What you have to do =>
Write out the material below again, unchanged.

Stored dataset items:
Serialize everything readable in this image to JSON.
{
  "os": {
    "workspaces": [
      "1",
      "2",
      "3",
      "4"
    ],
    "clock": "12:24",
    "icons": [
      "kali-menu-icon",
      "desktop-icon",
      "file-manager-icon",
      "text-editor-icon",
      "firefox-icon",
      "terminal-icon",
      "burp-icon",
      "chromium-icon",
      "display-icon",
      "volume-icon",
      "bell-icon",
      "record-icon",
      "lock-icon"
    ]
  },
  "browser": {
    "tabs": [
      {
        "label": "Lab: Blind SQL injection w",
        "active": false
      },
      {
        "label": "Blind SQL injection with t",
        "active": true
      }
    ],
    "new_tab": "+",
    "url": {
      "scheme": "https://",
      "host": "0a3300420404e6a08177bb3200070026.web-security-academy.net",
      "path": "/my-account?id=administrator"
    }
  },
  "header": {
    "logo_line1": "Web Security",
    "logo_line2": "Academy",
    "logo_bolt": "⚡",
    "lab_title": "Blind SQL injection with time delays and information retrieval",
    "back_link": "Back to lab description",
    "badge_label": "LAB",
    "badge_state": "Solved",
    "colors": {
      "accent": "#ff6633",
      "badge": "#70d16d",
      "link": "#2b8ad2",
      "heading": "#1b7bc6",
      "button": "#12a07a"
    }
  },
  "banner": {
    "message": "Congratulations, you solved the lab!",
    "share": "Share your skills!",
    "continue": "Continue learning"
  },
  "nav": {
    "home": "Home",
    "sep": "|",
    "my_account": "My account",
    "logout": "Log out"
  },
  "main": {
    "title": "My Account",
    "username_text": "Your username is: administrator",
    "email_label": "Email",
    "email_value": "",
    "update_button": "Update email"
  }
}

Problem solution =>
Serialize everything readable in this image to JSON.
{
  "os": {
    "workspaces": [
      "1",
      "2",
      "3",
      "4"
    ],
    "clock": "12:24",
    "icons": [
      "kali-menu-icon",
      "desktop-icon",
      "file-manager-icon",
      "text-editor-icon",
      "firefox-icon",
      "terminal-icon",
      "burp-icon",
      "chromium-icon",
      "display-icon",
      "volume-icon",
      "bell-icon",
      "record-icon",
      "lock-icon"
    ]
  },
  "browser": {
    "tabs": [
      {
        "label": "Lab: Blind SQL injection w",
        "active": false
      },
      {
        "label": "Blind SQL injection with t",
        "active": true
      }
    ],
    "new_tab": "+",
    "url": {
      "scheme": "https://",
      "host": "0a3300420404e6a08177bb3200070026.web-security-academy.net",
      "path": "/my-account?id=administrator"
    }
  },
  "header": {
    "logo_line1": "Web Security",
    "logo_line2": "Academy",
    "logo_bolt": "⚡",
    "lab_title": "Blind SQL injection with time delays and information retrieval",
    "back_link": "Back to lab description",
    "badge_label": "LAB",
    "badge_state": "Solved",
    "colors": {
      "accent": "#ff6633",
      "badge": "#70d16d",
      "link": "#2b8ad2",
      "heading": "#1b7bc6",
      "button": "#12a07a"
    }
  },
  "banner": {
    "message": "Congratulations, you solved the lab!",
    "share": "Share your skills!",
    "continue": "Continue learning"
  },
  "nav": {
    "home": "Home",
    "sep": "|",
    "my_account": "My account",
    "logout": "Log out"
  },
  "main": {
    "title": "My Account",
    "username_text": "Your username is: administrator",
    "email_label": "Email",
    "email_value": "",
    "update_button": "Update email"
  }
}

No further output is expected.